GIVEN PROBLEM:
Only the lines holding the string "Ashi" are needed. Copy each one.

Records from a data collection:
..............................
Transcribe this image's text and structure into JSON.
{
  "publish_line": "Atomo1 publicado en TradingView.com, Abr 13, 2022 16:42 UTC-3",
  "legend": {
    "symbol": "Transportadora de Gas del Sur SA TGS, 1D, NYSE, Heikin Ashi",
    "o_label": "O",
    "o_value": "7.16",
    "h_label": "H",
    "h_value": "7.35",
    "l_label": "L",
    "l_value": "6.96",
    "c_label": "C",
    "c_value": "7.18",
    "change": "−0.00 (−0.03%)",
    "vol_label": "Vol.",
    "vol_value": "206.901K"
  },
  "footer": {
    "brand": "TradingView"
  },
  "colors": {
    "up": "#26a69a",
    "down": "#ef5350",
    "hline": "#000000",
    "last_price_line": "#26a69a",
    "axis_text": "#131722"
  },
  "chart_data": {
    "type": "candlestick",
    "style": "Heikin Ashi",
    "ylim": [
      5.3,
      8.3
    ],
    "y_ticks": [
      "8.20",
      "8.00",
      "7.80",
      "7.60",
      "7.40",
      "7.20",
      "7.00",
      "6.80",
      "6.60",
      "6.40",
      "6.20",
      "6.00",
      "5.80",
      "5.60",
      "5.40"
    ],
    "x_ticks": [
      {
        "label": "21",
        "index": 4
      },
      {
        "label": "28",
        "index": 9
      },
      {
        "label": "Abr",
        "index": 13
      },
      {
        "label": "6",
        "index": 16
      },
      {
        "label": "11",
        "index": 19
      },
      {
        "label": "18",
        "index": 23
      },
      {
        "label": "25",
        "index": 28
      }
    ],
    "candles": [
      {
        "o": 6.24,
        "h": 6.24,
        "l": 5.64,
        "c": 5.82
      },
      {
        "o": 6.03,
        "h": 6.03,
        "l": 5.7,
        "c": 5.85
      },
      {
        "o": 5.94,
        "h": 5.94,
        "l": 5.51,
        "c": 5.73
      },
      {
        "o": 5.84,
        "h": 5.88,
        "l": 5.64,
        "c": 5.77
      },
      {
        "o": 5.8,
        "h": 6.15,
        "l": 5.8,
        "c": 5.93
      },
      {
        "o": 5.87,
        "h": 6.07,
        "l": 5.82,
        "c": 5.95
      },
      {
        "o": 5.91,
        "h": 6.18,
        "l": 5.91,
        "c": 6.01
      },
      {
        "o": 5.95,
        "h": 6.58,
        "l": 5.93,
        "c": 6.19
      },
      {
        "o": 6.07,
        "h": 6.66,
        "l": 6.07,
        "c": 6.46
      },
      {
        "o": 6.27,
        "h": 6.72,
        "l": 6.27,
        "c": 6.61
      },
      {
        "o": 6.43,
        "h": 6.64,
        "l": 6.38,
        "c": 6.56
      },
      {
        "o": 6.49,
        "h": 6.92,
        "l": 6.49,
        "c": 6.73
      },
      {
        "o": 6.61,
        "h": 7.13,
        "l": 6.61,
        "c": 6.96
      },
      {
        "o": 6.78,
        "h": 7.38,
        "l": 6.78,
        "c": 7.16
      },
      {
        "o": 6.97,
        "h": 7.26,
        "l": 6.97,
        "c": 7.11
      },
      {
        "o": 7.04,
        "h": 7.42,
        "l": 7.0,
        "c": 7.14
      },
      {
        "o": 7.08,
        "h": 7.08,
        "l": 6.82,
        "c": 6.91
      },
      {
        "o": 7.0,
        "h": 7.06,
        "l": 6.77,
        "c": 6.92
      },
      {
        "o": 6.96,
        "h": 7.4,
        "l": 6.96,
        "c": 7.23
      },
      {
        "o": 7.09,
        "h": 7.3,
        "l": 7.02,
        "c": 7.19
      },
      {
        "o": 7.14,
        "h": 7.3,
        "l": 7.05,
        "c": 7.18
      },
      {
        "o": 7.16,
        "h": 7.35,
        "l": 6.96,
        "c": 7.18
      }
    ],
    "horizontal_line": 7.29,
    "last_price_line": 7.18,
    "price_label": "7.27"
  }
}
..............................
OUTPUT FOR THIS TASK:
    "symbol": "Transportadora de Gas del Sur SA TGS, 1D, NYSE, Heikin Ashi",
    "style": "Heikin Ashi",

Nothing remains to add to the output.